───── Records

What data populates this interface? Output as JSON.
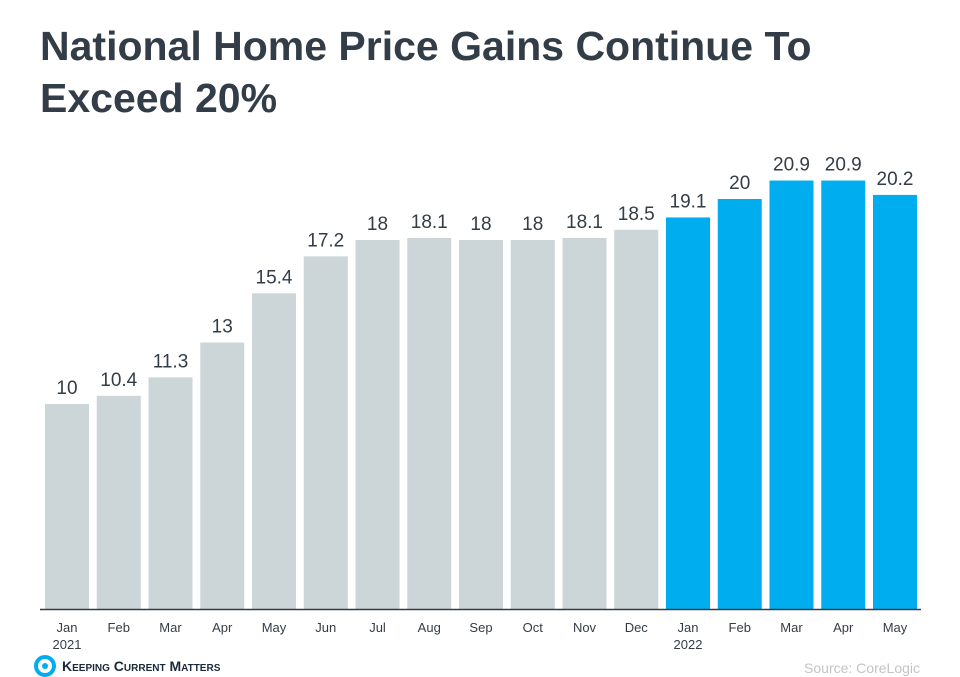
{
  "chart_data": {
    "type": "bar",
    "title": "National Home Price Gains Continue To Exceed 20%",
    "categories": [
      "Jan 2021",
      "Feb",
      "Mar",
      "Apr",
      "May",
      "Jun",
      "Jul",
      "Aug",
      "Sep",
      "Oct",
      "Nov",
      "Dec",
      "Jan 2022",
      "Feb",
      "Mar",
      "Apr",
      "May"
    ],
    "values": [
      10,
      10.4,
      11.3,
      13,
      15.4,
      17.2,
      18,
      18.1,
      18,
      18,
      18.1,
      18.5,
      19.1,
      20,
      20.9,
      20.9,
      20.2
    ],
    "xlabel": "",
    "ylabel": "",
    "ylim": [
      0,
      29
    ],
    "grid": false,
    "colors": {
      "2021": "#ccd5d8",
      "2022": "#00aeef",
      "axis": "#333d47",
      "labels": "#333d47"
    }
  },
  "footer": {
    "logo_text": "Keeping Current Matters",
    "source": "Source: CoreLogic"
  }
}
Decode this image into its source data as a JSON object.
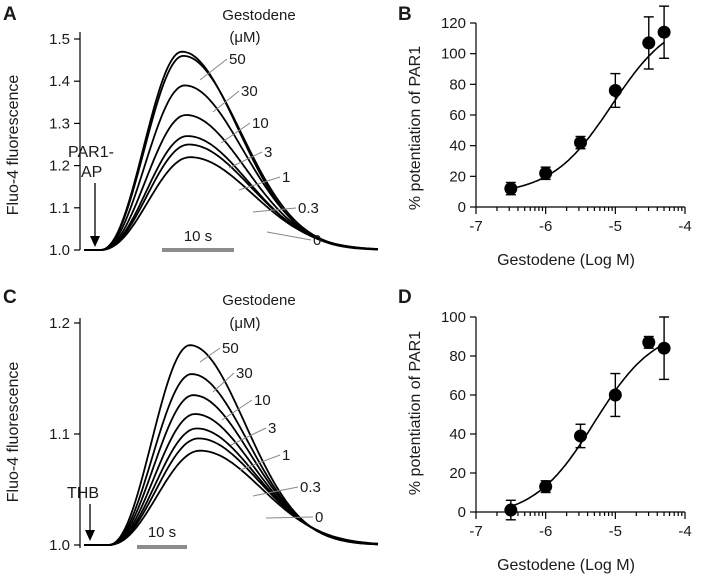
{
  "panels": {
    "A": {
      "label": "A"
    },
    "B": {
      "label": "B"
    },
    "C": {
      "label": "C"
    },
    "D": {
      "label": "D"
    }
  },
  "chart_data": [
    {
      "panel": "A",
      "type": "line",
      "ylabel": "Fluo-4 fluorescence",
      "yticks": [
        "1.0",
        "1.1",
        "1.2",
        "1.3",
        "1.4",
        "1.5"
      ],
      "ylim": [
        1.0,
        1.5
      ],
      "legend_title": [
        "Gestodene",
        "(μM)"
      ],
      "stimulus": [
        "PAR1-",
        "AP"
      ],
      "scale_bar": "10 s",
      "series": [
        {
          "name": "50",
          "peak": 1.47
        },
        {
          "name": "30",
          "peak": 1.46
        },
        {
          "name": "10",
          "peak": 1.39
        },
        {
          "name": "3",
          "peak": 1.32
        },
        {
          "name": "1",
          "peak": 1.27
        },
        {
          "name": "0.3",
          "peak": 1.25
        },
        {
          "name": "0",
          "peak": 1.22
        }
      ]
    },
    {
      "panel": "B",
      "type": "scatter",
      "xlabel": "Gestodene (Log M)",
      "ylabel": "% potentiation of PAR1",
      "xticks": [
        "-7",
        "-6",
        "-5",
        "-4"
      ],
      "xtick_values": [
        -7,
        -6,
        -5,
        -4
      ],
      "yticks": [
        "0",
        "20",
        "40",
        "60",
        "80",
        "100",
        "120"
      ],
      "ytick_values": [
        0,
        20,
        40,
        60,
        80,
        100,
        120
      ],
      "xlim": [
        -7,
        -4
      ],
      "ylim": [
        0,
        120
      ],
      "x": [
        -6.5,
        -6.0,
        -5.5,
        -5.0,
        -4.52,
        -4.3
      ],
      "y": [
        12,
        22,
        42,
        76,
        107,
        114
      ],
      "yerr": [
        4,
        4,
        4,
        11,
        17,
        17
      ],
      "fit": {
        "bottom": 8,
        "top": 125,
        "log_ec50": -5.05,
        "hill": 1.0
      }
    },
    {
      "panel": "C",
      "type": "line",
      "ylabel": "Fluo-4 fluorescence",
      "yticks": [
        "1.0",
        "1.1",
        "1.2"
      ],
      "ylim": [
        1.0,
        1.2
      ],
      "legend_title": [
        "Gestodene",
        "(μM)"
      ],
      "stimulus": [
        "THB"
      ],
      "scale_bar": "10 s",
      "series": [
        {
          "name": "50",
          "peak": 1.18
        },
        {
          "name": "30",
          "peak": 1.154
        },
        {
          "name": "10",
          "peak": 1.135
        },
        {
          "name": "3",
          "peak": 1.118
        },
        {
          "name": "1",
          "peak": 1.105
        },
        {
          "name": "0.3",
          "peak": 1.096
        },
        {
          "name": "0",
          "peak": 1.085
        }
      ]
    },
    {
      "panel": "D",
      "type": "scatter",
      "xlabel": "Gestodene (Log M)",
      "ylabel": "% potentiation of PAR1",
      "xticks": [
        "-7",
        "-6",
        "-5",
        "-4"
      ],
      "xtick_values": [
        -7,
        -6,
        -5,
        -4
      ],
      "yticks": [
        "0",
        "20",
        "40",
        "60",
        "80",
        "100"
      ],
      "ytick_values": [
        0,
        20,
        40,
        60,
        80,
        100
      ],
      "xlim": [
        -7,
        -4
      ],
      "ylim": [
        0,
        100
      ],
      "x": [
        -6.5,
        -6.0,
        -5.5,
        -5.0,
        -4.52,
        -4.3
      ],
      "y": [
        1,
        13,
        39,
        60,
        87,
        84
      ],
      "yerr": [
        5,
        3,
        6,
        11,
        3,
        16
      ],
      "fit": {
        "bottom": -3,
        "top": 95,
        "log_ec50": -5.3,
        "hill": 1.0
      }
    }
  ]
}
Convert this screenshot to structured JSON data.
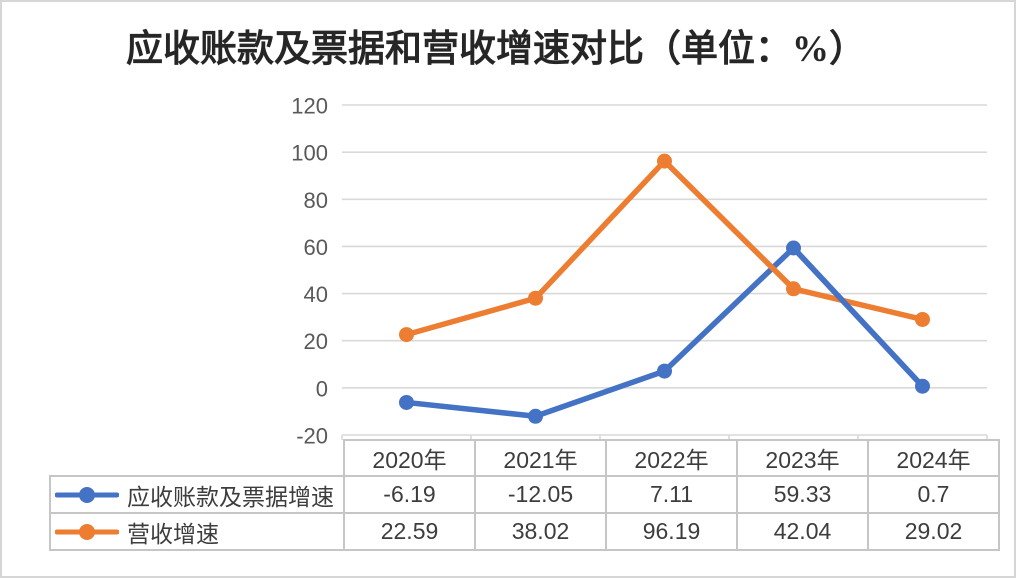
{
  "title": "应收账款及票据和营收增速对比（单位：%）",
  "chart_data": {
    "type": "line",
    "title": "应收账款及票据和营收增速对比（单位：%）",
    "categories": [
      "2020年",
      "2021年",
      "2022年",
      "2023年",
      "2024年"
    ],
    "series": [
      {
        "name": "应收账款及票据增速",
        "color": "#4472C4",
        "values": [
          -6.19,
          -12.05,
          7.11,
          59.33,
          0.7
        ]
      },
      {
        "name": "营收增速",
        "color": "#ED7D31",
        "values": [
          22.59,
          38.02,
          96.19,
          42.04,
          29.02
        ]
      }
    ],
    "ylim": [
      -20,
      120
    ],
    "yticks": [
      120,
      100,
      80,
      60,
      40,
      20,
      0,
      -20
    ],
    "grid": true,
    "marker": "circle",
    "legend_position": "table-left",
    "colors": {
      "gridline": "#d9d9d9",
      "axis_label": "#595959",
      "table_border": "#c6c6c6",
      "text": "#3d3d3d"
    }
  }
}
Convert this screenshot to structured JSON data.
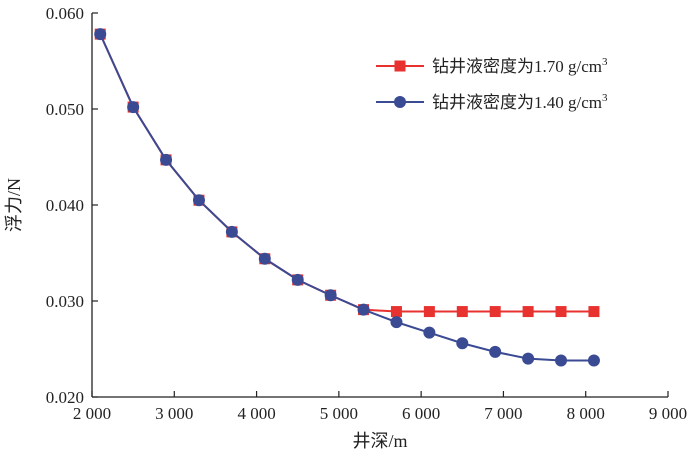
{
  "chart_data": {
    "type": "line",
    "title": "",
    "xlabel": "井深/m",
    "ylabel": "浮力/N",
    "xlim": [
      2000,
      9000
    ],
    "ylim": [
      0.02,
      0.06
    ],
    "xticks": [
      2000,
      3000,
      4000,
      5000,
      6000,
      7000,
      8000,
      9000
    ],
    "xtick_labels": [
      "2 000",
      "3 000",
      "4 000",
      "5 000",
      "6 000",
      "7 000",
      "8 000",
      "9 000"
    ],
    "yticks": [
      0.02,
      0.03,
      0.04,
      0.05,
      0.06
    ],
    "ytick_labels": [
      "0.020",
      "0.030",
      "0.040",
      "0.050",
      "0.060"
    ],
    "grid": false,
    "legend_position": "top-right",
    "x": [
      2100,
      2500,
      2900,
      3300,
      3700,
      4100,
      4500,
      4900,
      5300,
      5700,
      6100,
      6500,
      6900,
      7300,
      7700,
      8100
    ],
    "series": [
      {
        "name": "钻井液密度为1.70 g/cm³",
        "label_main": "钻井液密度为1.70 g/cm",
        "label_sup": "3",
        "color": "#e8322f",
        "marker": "square",
        "values": [
          0.0578,
          0.0502,
          0.0447,
          0.0405,
          0.0372,
          0.0344,
          0.0322,
          0.0306,
          0.0291,
          0.0289,
          0.0289,
          0.0289,
          0.0289,
          0.0289,
          0.0289,
          0.0289
        ]
      },
      {
        "name": "钻井液密度为1.40 g/cm³",
        "label_main": "钻井液密度为1.40 g/cm",
        "label_sup": "3",
        "color": "#3a4a93",
        "marker": "circle",
        "values": [
          0.0578,
          0.0502,
          0.0447,
          0.0405,
          0.0372,
          0.0344,
          0.0322,
          0.0306,
          0.0291,
          0.0278,
          0.0267,
          0.0256,
          0.0247,
          0.024,
          0.0238,
          0.0238
        ]
      }
    ]
  }
}
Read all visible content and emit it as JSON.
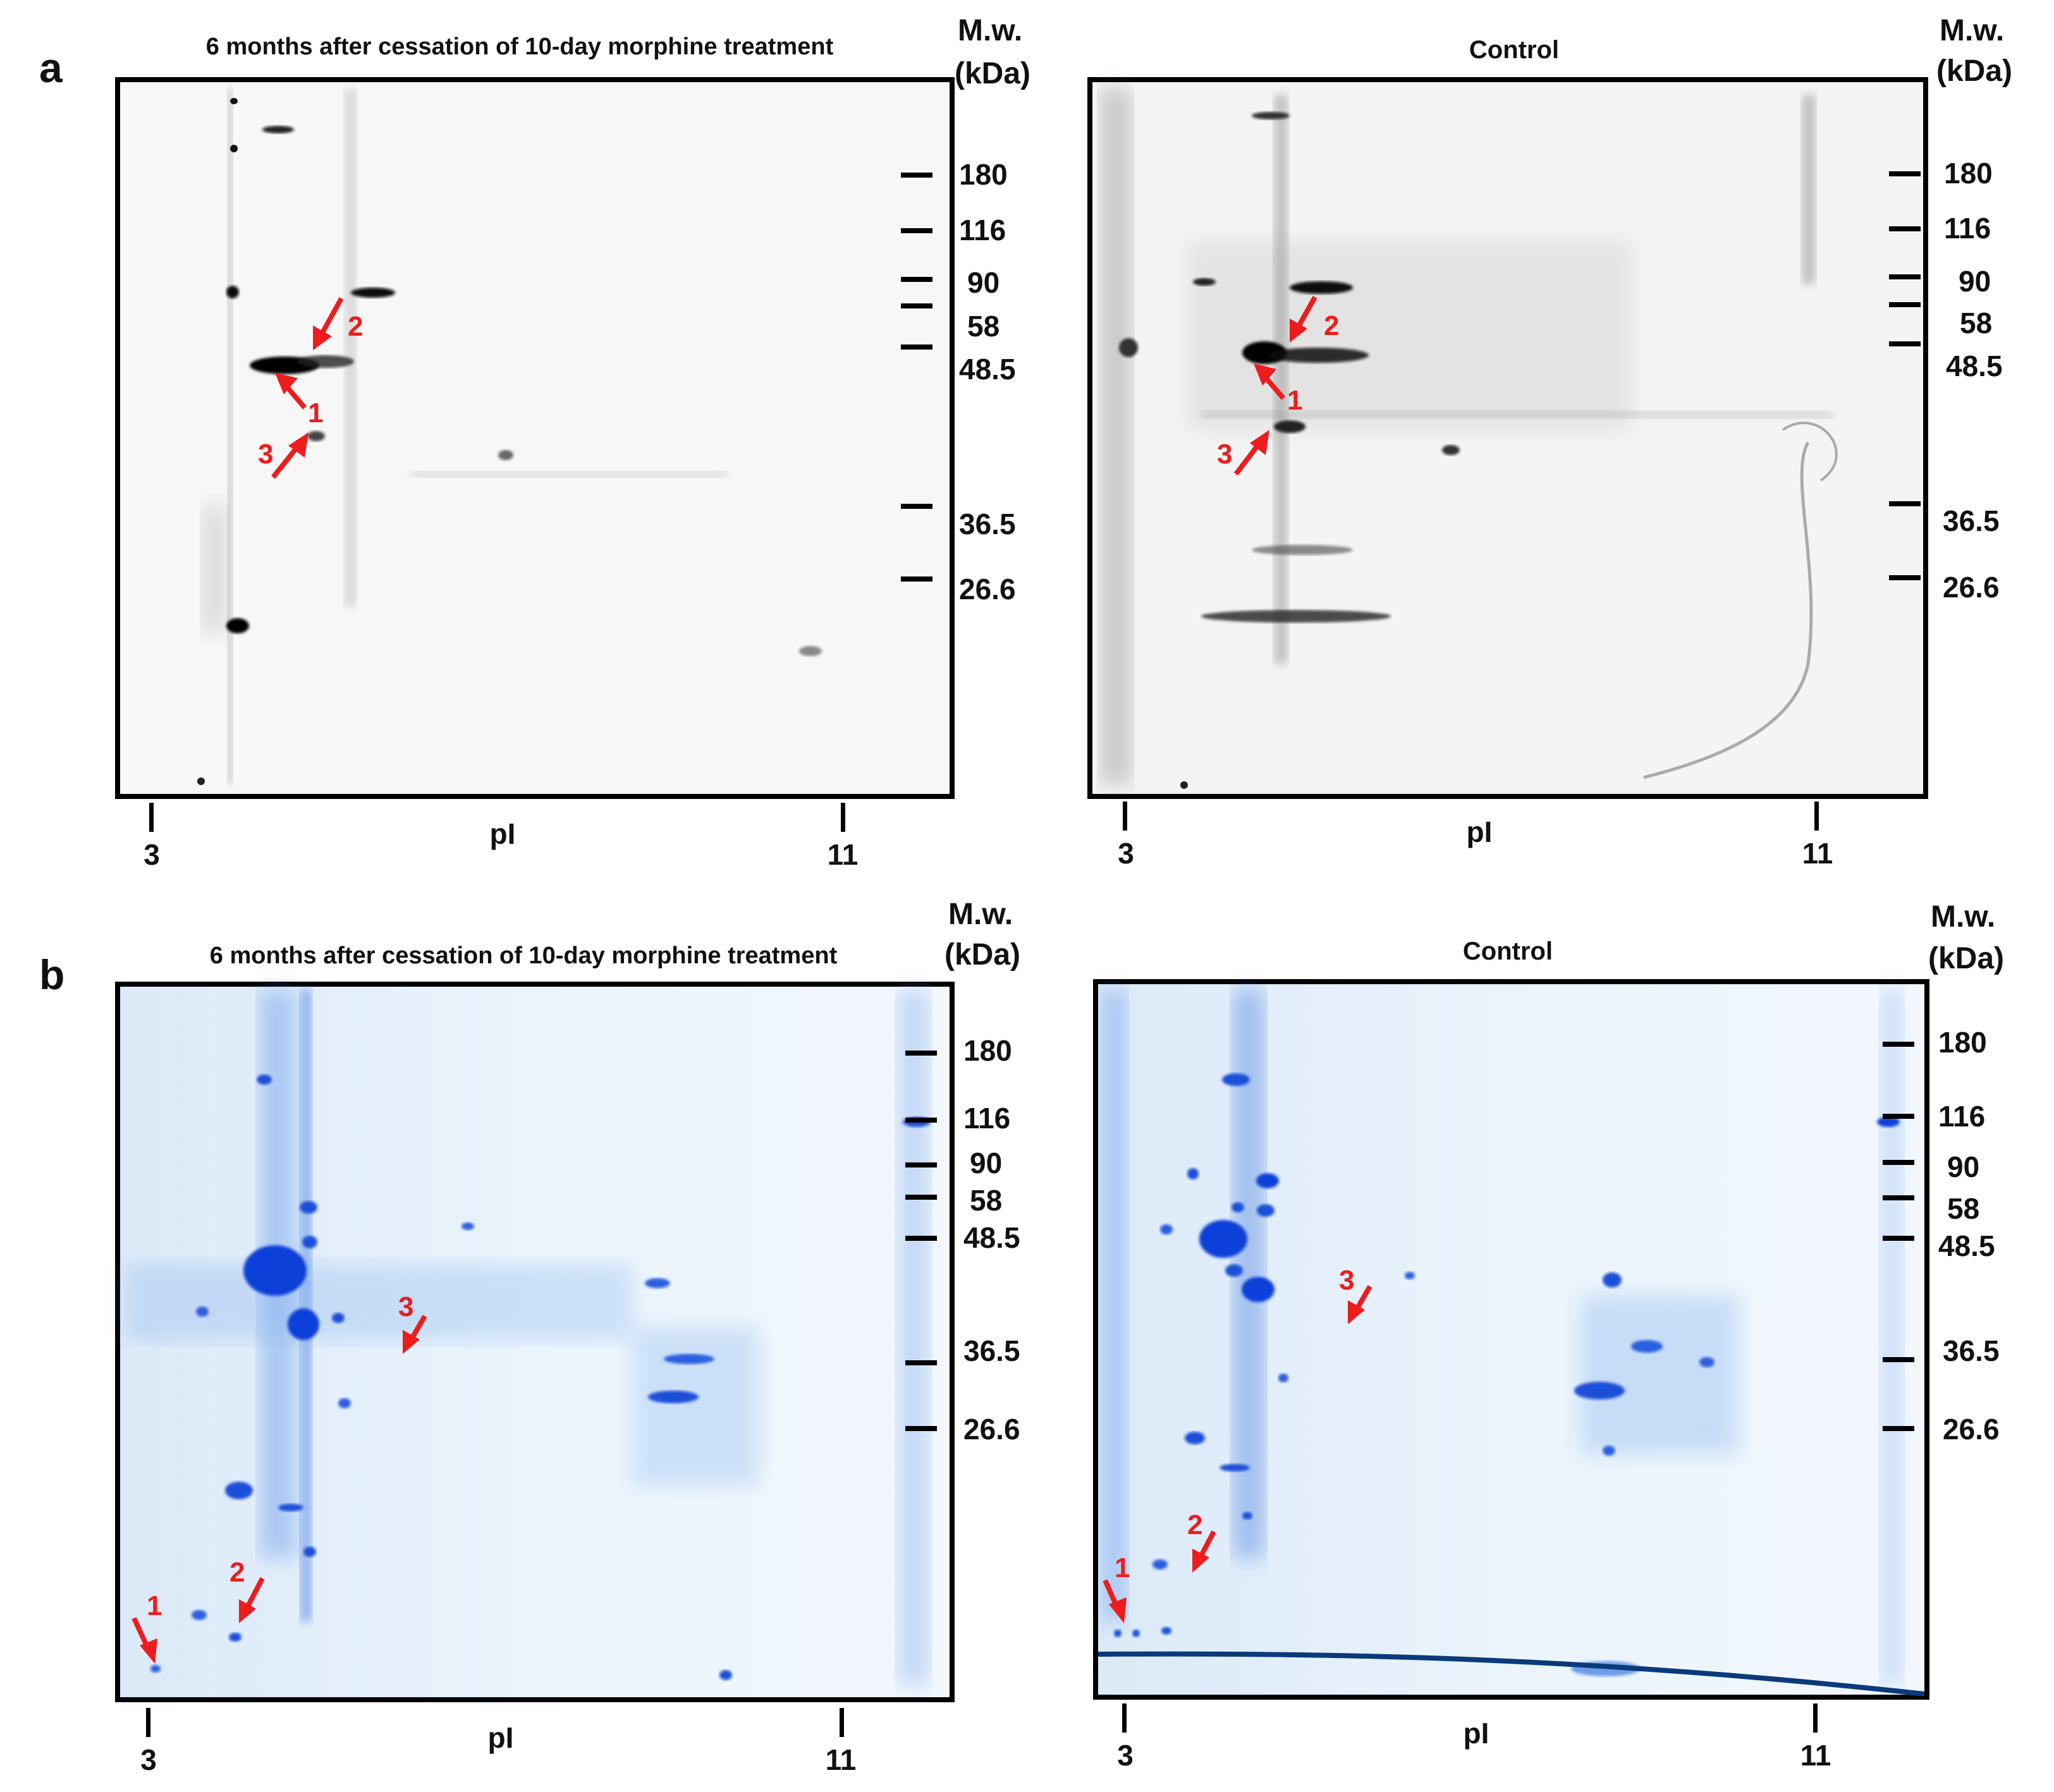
{
  "figure": {
    "panels": [
      {
        "letter": "a",
        "stain": "silver",
        "gels": [
          {
            "id": "a-left",
            "title": "6 months after cessation of 10-day morphine treatment",
            "mw_heading_line1": "M.w.",
            "mw_heading_line2": "(kDa)",
            "mw_markers": [
              "180",
              "116",
              "90",
              "58",
              "48.5",
              "36.5",
              "26.6"
            ],
            "pi_start": "3",
            "pi_label": "pI",
            "pi_end": "11",
            "arrows": [
              "2",
              "1",
              "3"
            ]
          },
          {
            "id": "a-right",
            "title": "Control",
            "mw_heading_line1": "M.w.",
            "mw_heading_line2": "(kDa)",
            "mw_markers": [
              "180",
              "116",
              "90",
              "58",
              "48.5",
              "36.5",
              "26.6"
            ],
            "pi_start": "3",
            "pi_label": "pI",
            "pi_end": "11",
            "arrows": [
              "2",
              "1",
              "3"
            ]
          }
        ]
      },
      {
        "letter": "b",
        "stain": "coomassie",
        "gels": [
          {
            "id": "b-left",
            "title": "6 months after cessation of 10-day morphine treatment",
            "mw_heading_line1": "M.w.",
            "mw_heading_line2": "(kDa)",
            "mw_markers": [
              "180",
              "116",
              "90",
              "58",
              "48.5",
              "36.5",
              "26.6"
            ],
            "pi_start": "3",
            "pi_label": "pI",
            "pi_end": "11",
            "arrows": [
              "3",
              "2",
              "1"
            ]
          },
          {
            "id": "b-right",
            "title": "Control",
            "mw_heading_line1": "M.w.",
            "mw_heading_line2": "(kDa)",
            "mw_markers": [
              "180",
              "116",
              "90",
              "58",
              "48.5",
              "36.5",
              "26.6"
            ],
            "pi_start": "3",
            "pi_label": "pI",
            "pi_end": "11",
            "arrows": [
              "3",
              "2",
              "1"
            ]
          }
        ]
      }
    ]
  },
  "colors": {
    "arrow": "#ee1c1c",
    "silver_spot": "#111111",
    "coomassie_spot": "#1450d8",
    "coomassie_bg": "#e6f1fb"
  }
}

──────────

**Work instructions**: What is the number of lines above that hold the string "source"? Answer with that number alone.

**The output**: 2